■ What you will do: Report every line below that holds the word "PZPM".

■ Data supplied:
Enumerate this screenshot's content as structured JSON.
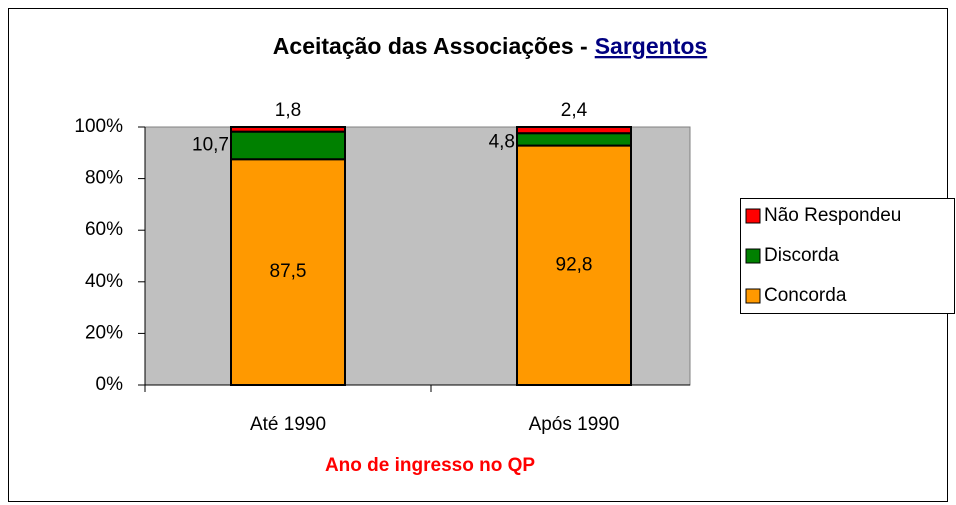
{
  "chart_data": {
    "type": "stacked_bar",
    "title": "Aceitação das Associações -",
    "title_link": "Sargentos",
    "x_label": "Ano de ingresso no QP",
    "categories": [
      "Até 1990",
      "Após 1990"
    ],
    "series": [
      {
        "name": "Concorda",
        "color": "#ff9900",
        "values": [
          87.5,
          92.8
        ],
        "value_labels": [
          "87,5",
          "92,8"
        ]
      },
      {
        "name": "Discorda",
        "color": "#008000",
        "values": [
          10.7,
          4.8
        ],
        "value_labels": [
          "10,7",
          "4,8"
        ]
      },
      {
        "name": "Não Respondeu",
        "color": "#ff0000",
        "values": [
          1.8,
          2.4
        ],
        "value_labels": [
          "1,8",
          "2,4"
        ]
      }
    ],
    "ylim": [
      0,
      100
    ],
    "yticks": [
      {
        "value": 0,
        "label": "0%"
      },
      {
        "value": 20,
        "label": "20%"
      },
      {
        "value": 40,
        "label": "40%"
      },
      {
        "value": 60,
        "label": "60%"
      },
      {
        "value": 80,
        "label": "80%"
      },
      {
        "value": 100,
        "label": "100%"
      }
    ],
    "legend": "right"
  }
}
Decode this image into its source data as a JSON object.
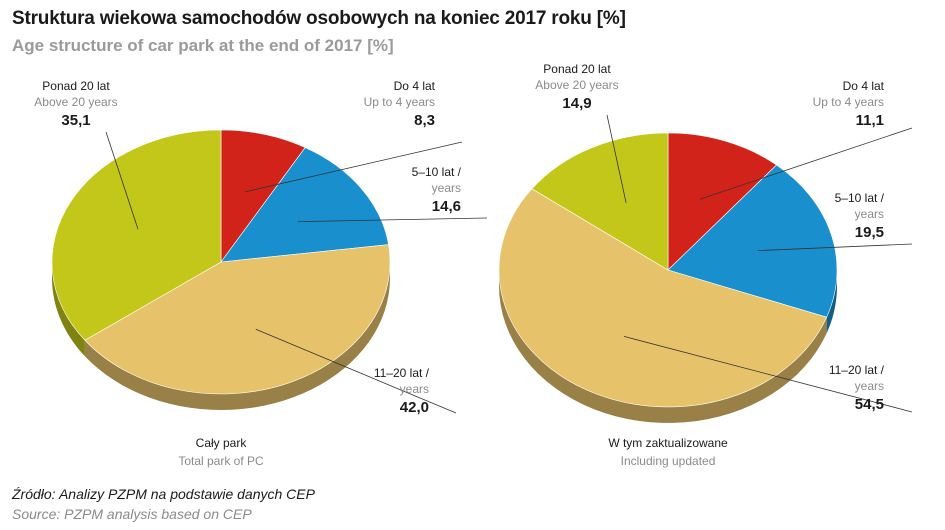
{
  "header": {
    "title": "Struktura wiekowa samochodów osobowych na koniec 2017 roku [%]",
    "subtitle": "Age structure of car park at the end of 2017 [%]"
  },
  "source": {
    "pl": "Źródło: Analizy PZPM na podstawie danych CEP",
    "en": "Source: PZPM analysis based on CEP"
  },
  "colors": {
    "red": "#d2231b",
    "blue": "#1a8fce",
    "sand": "#e6c26a",
    "olive": "#c2c71a"
  },
  "chart_data": [
    {
      "type": "pie",
      "title_pl": "Cały park",
      "title_en": "Total park of PC",
      "slices": [
        {
          "label_pl": "Do 4 lat",
          "label_en": "Up to 4 years",
          "value": 8.3,
          "value_label": "8,3",
          "color": "#d2231b"
        },
        {
          "label_pl": "5–10 lat /",
          "label_en": "years",
          "value": 14.6,
          "value_label": "14,6",
          "color": "#1a8fce"
        },
        {
          "label_pl": "11–20 lat /",
          "label_en": "years",
          "value": 42.0,
          "value_label": "42,0",
          "color": "#e6c26a"
        },
        {
          "label_pl": "Ponad 20 lat",
          "label_en": "Above 20 years",
          "value": 35.1,
          "value_label": "35,1",
          "color": "#c2c71a"
        }
      ]
    },
    {
      "type": "pie",
      "title_pl": "W tym zaktualizowane",
      "title_en": "Including updated",
      "slices": [
        {
          "label_pl": "Do 4 lat",
          "label_en": "Up to 4 years",
          "value": 11.1,
          "value_label": "11,1",
          "color": "#d2231b"
        },
        {
          "label_pl": "5–10 lat /",
          "label_en": "years",
          "value": 19.5,
          "value_label": "19,5",
          "color": "#1a8fce"
        },
        {
          "label_pl": "11–20 lat /",
          "label_en": "years",
          "value": 54.5,
          "value_label": "54,5",
          "color": "#e6c26a"
        },
        {
          "label_pl": "Ponad 20 lat",
          "label_en": "Above 20 years",
          "value": 14.9,
          "value_label": "14,9",
          "color": "#c2c71a"
        }
      ]
    }
  ]
}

■ Output below:
    "pl": "Źródło: Analizy PZPM na podstawie danych CEP",
    "en": "Source: PZPM analysis based on CEP"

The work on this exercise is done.